(Raw records)
........

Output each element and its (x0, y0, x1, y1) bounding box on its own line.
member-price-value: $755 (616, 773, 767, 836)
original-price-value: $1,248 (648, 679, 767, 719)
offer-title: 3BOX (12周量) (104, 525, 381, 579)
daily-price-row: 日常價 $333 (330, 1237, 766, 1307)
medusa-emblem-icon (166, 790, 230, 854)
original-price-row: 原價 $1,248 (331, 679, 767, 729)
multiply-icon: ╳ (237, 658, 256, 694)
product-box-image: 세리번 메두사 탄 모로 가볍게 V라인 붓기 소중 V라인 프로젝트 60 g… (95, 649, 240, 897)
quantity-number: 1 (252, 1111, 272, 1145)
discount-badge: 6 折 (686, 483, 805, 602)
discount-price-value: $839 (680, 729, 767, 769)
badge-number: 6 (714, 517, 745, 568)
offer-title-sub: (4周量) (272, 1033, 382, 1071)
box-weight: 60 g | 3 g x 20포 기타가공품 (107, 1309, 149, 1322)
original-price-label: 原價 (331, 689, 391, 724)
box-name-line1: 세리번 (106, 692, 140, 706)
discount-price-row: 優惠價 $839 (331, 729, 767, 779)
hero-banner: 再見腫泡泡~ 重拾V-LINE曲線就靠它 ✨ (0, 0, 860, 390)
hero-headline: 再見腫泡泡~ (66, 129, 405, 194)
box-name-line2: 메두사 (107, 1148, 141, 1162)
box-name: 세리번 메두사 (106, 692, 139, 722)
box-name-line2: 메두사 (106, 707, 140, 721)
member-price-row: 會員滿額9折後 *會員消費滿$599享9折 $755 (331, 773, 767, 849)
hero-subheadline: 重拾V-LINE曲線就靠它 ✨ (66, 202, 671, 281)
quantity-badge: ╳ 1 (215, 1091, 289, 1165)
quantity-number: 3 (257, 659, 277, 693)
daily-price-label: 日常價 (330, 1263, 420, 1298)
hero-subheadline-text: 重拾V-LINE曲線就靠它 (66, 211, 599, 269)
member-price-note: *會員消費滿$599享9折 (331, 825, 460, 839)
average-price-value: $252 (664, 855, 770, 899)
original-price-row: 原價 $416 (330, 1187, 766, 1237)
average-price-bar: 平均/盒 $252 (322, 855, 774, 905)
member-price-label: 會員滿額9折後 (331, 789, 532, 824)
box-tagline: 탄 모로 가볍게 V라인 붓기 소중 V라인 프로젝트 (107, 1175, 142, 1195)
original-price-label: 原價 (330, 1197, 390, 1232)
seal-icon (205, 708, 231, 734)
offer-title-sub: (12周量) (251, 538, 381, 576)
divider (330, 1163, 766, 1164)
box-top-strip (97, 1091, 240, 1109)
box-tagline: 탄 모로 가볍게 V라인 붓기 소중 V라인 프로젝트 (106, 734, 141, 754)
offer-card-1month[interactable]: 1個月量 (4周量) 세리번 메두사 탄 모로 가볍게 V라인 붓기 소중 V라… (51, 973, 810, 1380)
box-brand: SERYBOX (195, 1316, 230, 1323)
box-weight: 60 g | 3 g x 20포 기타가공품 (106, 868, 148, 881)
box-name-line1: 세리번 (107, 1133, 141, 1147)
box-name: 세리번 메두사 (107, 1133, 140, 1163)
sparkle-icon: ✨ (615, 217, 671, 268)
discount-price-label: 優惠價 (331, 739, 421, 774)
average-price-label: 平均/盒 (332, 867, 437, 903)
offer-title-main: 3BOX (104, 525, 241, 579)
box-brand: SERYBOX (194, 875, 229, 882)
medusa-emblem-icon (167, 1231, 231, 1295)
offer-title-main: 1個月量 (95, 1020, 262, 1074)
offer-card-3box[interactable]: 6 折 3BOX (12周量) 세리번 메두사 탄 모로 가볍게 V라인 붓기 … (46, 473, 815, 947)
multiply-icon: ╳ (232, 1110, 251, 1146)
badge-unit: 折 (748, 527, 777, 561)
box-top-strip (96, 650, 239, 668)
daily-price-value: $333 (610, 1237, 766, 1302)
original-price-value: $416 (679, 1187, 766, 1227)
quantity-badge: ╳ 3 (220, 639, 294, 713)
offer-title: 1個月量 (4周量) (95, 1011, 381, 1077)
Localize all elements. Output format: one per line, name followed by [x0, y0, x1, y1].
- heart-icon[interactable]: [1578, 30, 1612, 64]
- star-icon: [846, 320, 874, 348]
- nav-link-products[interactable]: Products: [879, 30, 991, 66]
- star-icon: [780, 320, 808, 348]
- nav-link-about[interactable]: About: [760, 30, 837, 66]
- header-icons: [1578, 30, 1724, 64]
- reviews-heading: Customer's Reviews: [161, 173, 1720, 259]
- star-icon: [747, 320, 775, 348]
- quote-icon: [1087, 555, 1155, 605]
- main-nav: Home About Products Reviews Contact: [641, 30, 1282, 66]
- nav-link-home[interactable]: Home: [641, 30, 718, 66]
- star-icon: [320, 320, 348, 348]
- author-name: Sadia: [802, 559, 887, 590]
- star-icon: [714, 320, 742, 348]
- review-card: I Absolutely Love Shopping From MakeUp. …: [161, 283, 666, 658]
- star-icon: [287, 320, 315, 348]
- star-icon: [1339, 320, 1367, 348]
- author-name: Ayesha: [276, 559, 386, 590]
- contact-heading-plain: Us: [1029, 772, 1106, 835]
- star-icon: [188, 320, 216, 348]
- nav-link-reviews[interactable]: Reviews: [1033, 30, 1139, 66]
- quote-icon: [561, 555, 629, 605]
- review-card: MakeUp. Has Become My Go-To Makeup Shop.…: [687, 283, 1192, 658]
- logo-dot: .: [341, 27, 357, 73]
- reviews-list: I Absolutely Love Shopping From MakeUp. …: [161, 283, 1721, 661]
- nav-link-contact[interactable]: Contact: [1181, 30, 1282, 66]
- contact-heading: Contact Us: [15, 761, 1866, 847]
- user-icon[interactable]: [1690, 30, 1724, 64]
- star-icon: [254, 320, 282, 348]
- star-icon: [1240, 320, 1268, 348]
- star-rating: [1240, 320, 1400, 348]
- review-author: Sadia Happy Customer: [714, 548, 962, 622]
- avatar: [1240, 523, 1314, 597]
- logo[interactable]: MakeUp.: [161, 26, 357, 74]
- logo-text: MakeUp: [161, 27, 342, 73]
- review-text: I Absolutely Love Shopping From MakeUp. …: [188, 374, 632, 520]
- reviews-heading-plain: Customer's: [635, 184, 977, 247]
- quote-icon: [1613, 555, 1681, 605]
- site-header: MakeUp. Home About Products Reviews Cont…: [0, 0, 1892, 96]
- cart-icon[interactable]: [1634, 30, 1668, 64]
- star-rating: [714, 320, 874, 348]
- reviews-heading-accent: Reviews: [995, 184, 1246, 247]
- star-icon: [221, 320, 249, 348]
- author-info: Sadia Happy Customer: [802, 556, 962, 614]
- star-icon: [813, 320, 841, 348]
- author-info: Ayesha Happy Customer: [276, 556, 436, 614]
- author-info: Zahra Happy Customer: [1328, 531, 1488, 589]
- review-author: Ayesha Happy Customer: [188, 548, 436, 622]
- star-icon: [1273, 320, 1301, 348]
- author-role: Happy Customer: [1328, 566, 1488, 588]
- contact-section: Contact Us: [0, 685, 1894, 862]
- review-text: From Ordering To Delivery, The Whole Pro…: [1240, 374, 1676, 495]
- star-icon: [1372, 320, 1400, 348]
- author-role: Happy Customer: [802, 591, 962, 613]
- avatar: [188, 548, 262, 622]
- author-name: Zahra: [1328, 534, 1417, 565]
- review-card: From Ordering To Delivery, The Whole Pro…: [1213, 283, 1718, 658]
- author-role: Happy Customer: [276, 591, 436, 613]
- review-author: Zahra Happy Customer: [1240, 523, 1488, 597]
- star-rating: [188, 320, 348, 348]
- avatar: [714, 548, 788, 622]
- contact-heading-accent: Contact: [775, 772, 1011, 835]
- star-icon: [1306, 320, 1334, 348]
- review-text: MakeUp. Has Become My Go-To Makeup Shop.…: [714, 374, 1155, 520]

........

### STATED GOAL:
Reproduce the records above verbatim, from their first line through the line holding "box-name: 세리번 메두사 (106, 692, 139, 722)", inclusive.

### COMPLETE RESPONSE:
Output each element and its (x0, y0, x1, y1) bounding box on its own line.
member-price-value: $755 (616, 773, 767, 836)
original-price-value: $1,248 (648, 679, 767, 719)
offer-title: 3BOX (12周量) (104, 525, 381, 579)
daily-price-row: 日常價 $333 (330, 1237, 766, 1307)
medusa-emblem-icon (166, 790, 230, 854)
original-price-row: 原價 $1,248 (331, 679, 767, 729)
multiply-icon: ╳ (237, 658, 256, 694)
product-box-image: 세리번 메두사 탄 모로 가볍게 V라인 붓기 소중 V라인 프로젝트 60 g… (95, 649, 240, 897)
quantity-number: 1 (252, 1111, 272, 1145)
discount-badge: 6 折 (686, 483, 805, 602)
discount-price-value: $839 (680, 729, 767, 769)
badge-number: 6 (714, 517, 745, 568)
offer-title-sub: (4周量) (272, 1033, 382, 1071)
box-weight: 60 g | 3 g x 20포 기타가공품 (107, 1309, 149, 1322)
original-price-label: 原價 (331, 689, 391, 724)
box-name-line1: 세리번 (106, 692, 140, 706)
discount-price-row: 優惠價 $839 (331, 729, 767, 779)
hero-banner: 再見腫泡泡~ 重拾V-LINE曲線就靠它 ✨ (0, 0, 860, 390)
hero-headline: 再見腫泡泡~ (66, 129, 405, 194)
box-name-line2: 메두사 (107, 1148, 141, 1162)
box-name: 세리번 메두사 (106, 692, 139, 722)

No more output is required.